▶ _Problem details_:
Where a line holds the word "premium", copy that line.

(Stored items from a collection)
****************************************

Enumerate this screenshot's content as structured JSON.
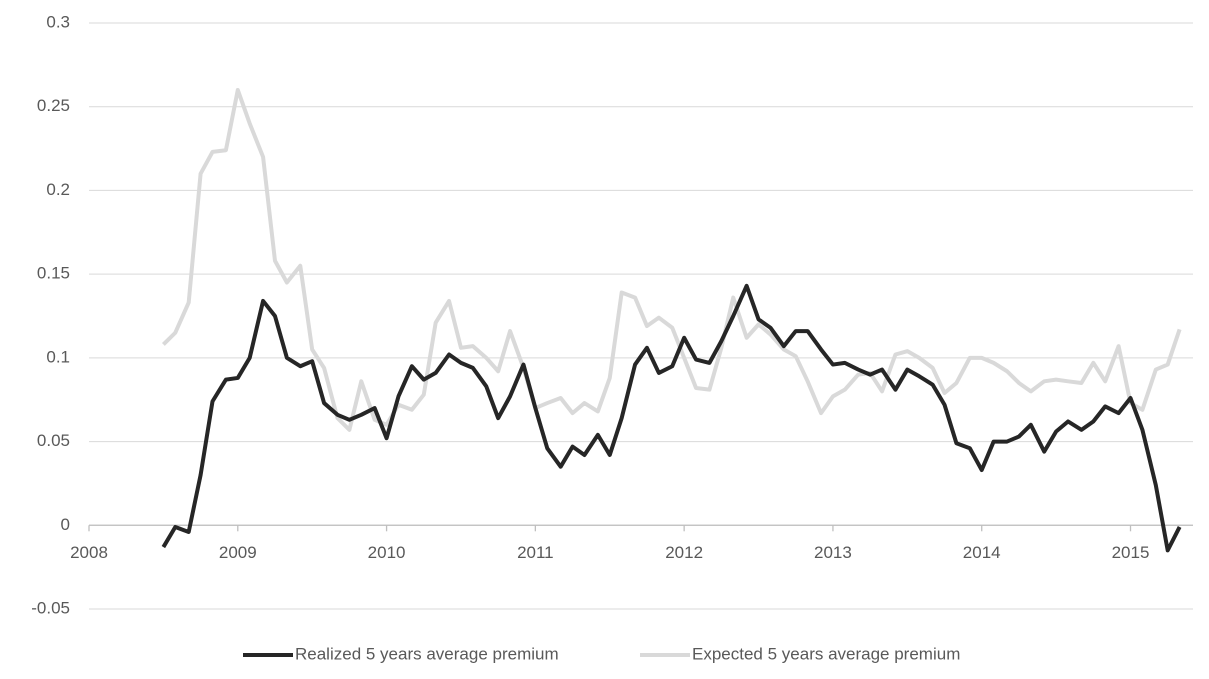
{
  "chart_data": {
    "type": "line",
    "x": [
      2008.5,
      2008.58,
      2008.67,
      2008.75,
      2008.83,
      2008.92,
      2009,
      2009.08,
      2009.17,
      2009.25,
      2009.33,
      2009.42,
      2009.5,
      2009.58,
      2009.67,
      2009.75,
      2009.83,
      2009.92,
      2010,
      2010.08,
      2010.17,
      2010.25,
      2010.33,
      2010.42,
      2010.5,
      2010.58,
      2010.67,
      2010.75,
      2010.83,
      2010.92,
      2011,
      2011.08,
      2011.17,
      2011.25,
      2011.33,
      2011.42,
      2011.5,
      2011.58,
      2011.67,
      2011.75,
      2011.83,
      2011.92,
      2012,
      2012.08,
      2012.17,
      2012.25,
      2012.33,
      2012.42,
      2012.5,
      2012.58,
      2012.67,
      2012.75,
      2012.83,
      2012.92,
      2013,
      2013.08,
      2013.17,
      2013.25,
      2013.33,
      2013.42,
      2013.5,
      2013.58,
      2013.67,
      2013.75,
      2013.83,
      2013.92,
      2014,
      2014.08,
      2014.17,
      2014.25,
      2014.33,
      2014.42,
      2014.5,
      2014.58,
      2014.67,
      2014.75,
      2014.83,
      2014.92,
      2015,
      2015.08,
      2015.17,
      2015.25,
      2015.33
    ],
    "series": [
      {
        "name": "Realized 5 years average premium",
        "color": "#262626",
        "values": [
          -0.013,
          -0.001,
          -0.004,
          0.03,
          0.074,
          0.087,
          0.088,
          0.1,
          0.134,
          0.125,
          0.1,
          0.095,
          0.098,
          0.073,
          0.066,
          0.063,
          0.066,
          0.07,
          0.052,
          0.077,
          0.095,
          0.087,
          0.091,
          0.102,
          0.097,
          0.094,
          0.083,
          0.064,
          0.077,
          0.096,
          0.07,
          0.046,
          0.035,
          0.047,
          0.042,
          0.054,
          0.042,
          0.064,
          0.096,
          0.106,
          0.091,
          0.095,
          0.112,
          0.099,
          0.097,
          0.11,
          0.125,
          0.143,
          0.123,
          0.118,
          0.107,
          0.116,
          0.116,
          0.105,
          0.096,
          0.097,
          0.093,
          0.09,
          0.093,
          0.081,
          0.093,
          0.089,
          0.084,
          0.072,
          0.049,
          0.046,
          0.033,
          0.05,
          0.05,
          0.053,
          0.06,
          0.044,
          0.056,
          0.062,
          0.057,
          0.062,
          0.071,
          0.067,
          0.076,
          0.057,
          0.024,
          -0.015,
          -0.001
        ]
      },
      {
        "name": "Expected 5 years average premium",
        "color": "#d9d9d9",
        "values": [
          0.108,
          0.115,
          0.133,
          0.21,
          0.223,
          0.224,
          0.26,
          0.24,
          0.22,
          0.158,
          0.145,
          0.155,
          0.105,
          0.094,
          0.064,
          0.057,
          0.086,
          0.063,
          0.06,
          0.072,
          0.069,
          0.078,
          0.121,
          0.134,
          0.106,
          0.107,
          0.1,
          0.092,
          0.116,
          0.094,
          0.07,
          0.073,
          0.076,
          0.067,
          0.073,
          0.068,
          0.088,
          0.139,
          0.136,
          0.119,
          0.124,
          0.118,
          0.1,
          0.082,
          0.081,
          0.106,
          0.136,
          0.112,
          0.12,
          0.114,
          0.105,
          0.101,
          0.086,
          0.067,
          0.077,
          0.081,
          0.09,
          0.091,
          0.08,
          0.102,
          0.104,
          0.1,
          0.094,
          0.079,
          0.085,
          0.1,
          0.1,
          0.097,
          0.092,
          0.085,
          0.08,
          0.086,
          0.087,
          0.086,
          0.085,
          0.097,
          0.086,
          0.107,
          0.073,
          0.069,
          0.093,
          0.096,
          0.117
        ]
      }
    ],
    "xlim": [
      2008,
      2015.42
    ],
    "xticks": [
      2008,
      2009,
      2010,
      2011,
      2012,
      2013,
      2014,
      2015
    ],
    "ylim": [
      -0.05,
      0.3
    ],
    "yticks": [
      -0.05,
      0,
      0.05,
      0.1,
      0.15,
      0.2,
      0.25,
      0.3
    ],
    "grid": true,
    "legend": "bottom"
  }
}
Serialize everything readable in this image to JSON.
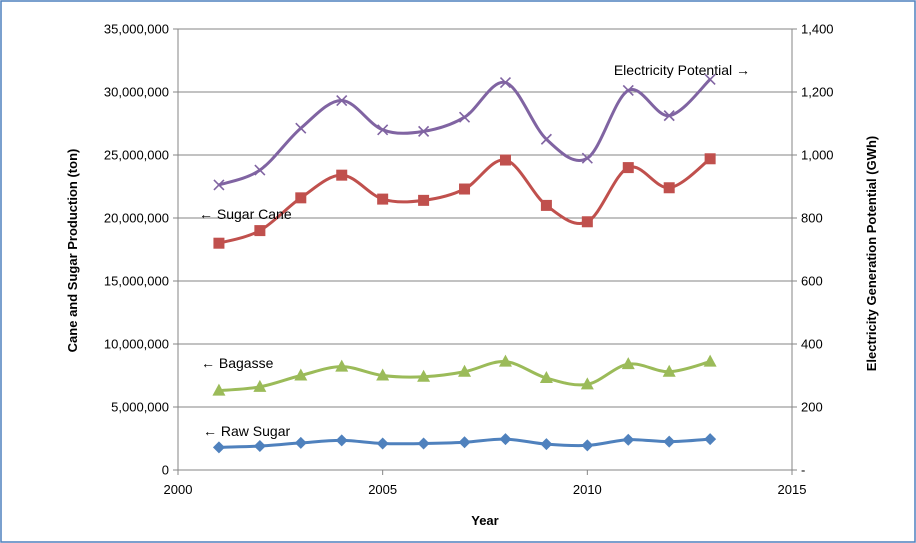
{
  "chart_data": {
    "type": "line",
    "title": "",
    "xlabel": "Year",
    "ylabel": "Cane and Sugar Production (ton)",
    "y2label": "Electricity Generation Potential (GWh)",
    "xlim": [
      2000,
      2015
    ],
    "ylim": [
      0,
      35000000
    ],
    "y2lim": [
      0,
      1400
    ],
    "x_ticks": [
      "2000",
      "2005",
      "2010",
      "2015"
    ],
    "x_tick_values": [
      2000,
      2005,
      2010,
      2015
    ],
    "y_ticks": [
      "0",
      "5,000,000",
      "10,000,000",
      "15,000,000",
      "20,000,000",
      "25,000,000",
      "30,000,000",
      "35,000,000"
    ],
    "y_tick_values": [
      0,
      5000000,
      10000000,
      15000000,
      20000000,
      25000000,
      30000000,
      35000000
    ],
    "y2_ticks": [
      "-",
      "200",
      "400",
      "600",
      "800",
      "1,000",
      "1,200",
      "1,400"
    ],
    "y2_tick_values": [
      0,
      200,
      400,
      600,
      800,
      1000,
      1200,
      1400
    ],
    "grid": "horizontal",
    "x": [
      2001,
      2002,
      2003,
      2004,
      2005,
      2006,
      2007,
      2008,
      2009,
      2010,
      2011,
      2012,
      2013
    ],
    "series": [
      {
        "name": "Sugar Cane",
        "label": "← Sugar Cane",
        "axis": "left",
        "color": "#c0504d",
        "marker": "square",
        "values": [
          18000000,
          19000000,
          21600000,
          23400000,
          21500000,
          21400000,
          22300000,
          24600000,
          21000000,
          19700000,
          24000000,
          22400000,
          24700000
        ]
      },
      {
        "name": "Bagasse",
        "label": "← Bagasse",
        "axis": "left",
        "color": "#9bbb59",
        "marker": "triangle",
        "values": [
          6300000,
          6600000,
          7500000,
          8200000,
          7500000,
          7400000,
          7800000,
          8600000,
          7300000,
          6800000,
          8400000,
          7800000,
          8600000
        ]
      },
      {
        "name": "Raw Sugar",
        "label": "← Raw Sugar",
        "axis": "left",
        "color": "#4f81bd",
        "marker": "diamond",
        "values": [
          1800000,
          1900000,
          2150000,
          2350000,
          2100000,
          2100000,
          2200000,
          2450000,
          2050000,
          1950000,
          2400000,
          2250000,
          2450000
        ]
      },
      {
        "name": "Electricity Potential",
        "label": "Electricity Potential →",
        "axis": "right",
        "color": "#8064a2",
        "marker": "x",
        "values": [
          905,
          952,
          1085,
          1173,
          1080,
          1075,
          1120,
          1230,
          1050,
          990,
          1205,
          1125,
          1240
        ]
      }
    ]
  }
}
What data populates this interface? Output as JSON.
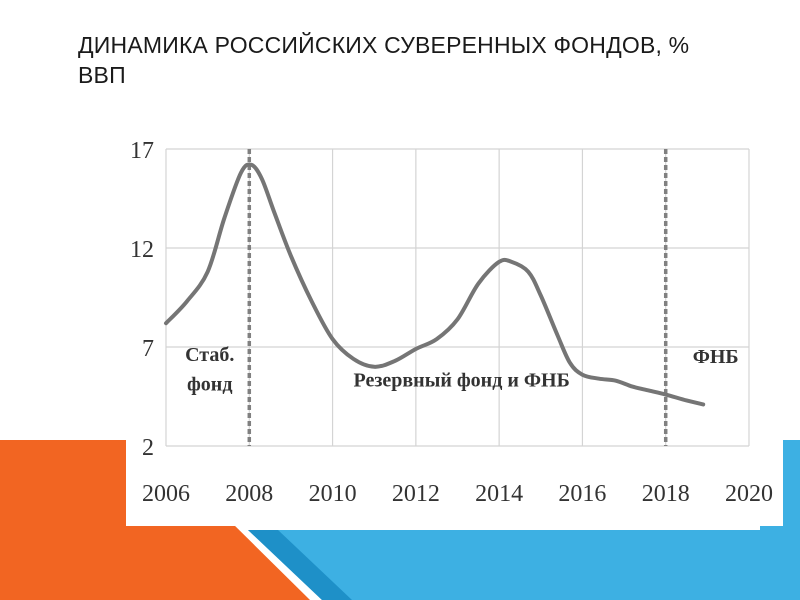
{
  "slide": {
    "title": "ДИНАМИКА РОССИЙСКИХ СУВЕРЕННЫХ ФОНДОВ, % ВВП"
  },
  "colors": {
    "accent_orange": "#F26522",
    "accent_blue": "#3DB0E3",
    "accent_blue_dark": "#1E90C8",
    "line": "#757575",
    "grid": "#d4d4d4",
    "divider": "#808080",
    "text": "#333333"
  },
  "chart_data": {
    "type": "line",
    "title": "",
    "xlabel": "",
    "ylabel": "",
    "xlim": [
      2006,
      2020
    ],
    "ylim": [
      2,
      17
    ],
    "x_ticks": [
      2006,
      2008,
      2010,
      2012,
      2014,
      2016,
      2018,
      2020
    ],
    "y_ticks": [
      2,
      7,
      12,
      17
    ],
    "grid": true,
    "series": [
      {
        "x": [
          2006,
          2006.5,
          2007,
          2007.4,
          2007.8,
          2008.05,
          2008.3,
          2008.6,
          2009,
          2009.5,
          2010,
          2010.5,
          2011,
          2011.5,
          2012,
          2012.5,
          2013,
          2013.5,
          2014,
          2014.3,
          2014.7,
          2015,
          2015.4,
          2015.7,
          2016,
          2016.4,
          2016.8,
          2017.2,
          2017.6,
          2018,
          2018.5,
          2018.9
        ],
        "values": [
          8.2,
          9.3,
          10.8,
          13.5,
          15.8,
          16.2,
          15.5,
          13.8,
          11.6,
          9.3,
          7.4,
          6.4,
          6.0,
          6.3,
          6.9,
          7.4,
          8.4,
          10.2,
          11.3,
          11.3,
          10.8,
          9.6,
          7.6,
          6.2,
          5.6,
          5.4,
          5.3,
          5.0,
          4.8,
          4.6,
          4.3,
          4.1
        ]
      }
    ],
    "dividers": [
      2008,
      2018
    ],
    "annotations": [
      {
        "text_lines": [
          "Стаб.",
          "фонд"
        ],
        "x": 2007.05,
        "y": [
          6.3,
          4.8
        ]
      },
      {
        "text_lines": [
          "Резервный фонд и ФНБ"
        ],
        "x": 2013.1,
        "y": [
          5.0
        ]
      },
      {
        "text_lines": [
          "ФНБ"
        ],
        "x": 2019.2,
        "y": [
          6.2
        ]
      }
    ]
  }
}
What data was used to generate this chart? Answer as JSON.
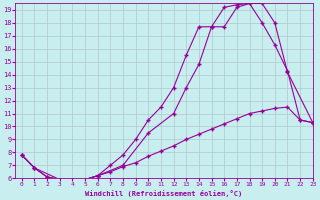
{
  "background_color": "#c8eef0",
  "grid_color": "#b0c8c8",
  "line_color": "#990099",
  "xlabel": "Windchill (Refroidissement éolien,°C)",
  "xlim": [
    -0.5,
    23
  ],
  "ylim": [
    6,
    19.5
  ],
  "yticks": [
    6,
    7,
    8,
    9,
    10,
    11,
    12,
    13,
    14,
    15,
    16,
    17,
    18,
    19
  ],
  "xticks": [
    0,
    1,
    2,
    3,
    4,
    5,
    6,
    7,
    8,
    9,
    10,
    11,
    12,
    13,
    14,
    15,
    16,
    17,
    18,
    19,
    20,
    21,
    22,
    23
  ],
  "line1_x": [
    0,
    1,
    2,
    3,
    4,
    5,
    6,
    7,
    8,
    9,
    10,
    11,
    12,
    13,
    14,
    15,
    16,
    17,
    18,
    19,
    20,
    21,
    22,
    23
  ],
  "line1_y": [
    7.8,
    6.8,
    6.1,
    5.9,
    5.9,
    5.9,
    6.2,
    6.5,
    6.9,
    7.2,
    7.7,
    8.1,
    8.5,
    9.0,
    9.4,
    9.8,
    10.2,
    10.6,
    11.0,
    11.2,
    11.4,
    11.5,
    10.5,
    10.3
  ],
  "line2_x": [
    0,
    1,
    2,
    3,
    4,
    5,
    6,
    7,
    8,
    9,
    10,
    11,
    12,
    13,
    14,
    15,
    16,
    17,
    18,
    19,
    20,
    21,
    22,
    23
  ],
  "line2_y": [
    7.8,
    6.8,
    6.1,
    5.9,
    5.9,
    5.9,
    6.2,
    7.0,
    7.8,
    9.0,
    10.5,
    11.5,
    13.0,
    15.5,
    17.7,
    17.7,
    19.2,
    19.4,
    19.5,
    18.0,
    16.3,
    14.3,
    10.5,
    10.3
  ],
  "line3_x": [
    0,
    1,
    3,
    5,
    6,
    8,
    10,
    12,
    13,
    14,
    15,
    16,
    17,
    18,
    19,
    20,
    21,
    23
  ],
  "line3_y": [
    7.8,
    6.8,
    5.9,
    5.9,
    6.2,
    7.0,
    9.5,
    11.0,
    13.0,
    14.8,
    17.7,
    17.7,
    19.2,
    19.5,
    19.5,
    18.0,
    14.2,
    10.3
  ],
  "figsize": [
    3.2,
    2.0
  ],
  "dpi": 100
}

****************************************

▶ _Full solution_:
        "name": "Realized 5 years average premium",
        "name": "Expected 5 years average premium",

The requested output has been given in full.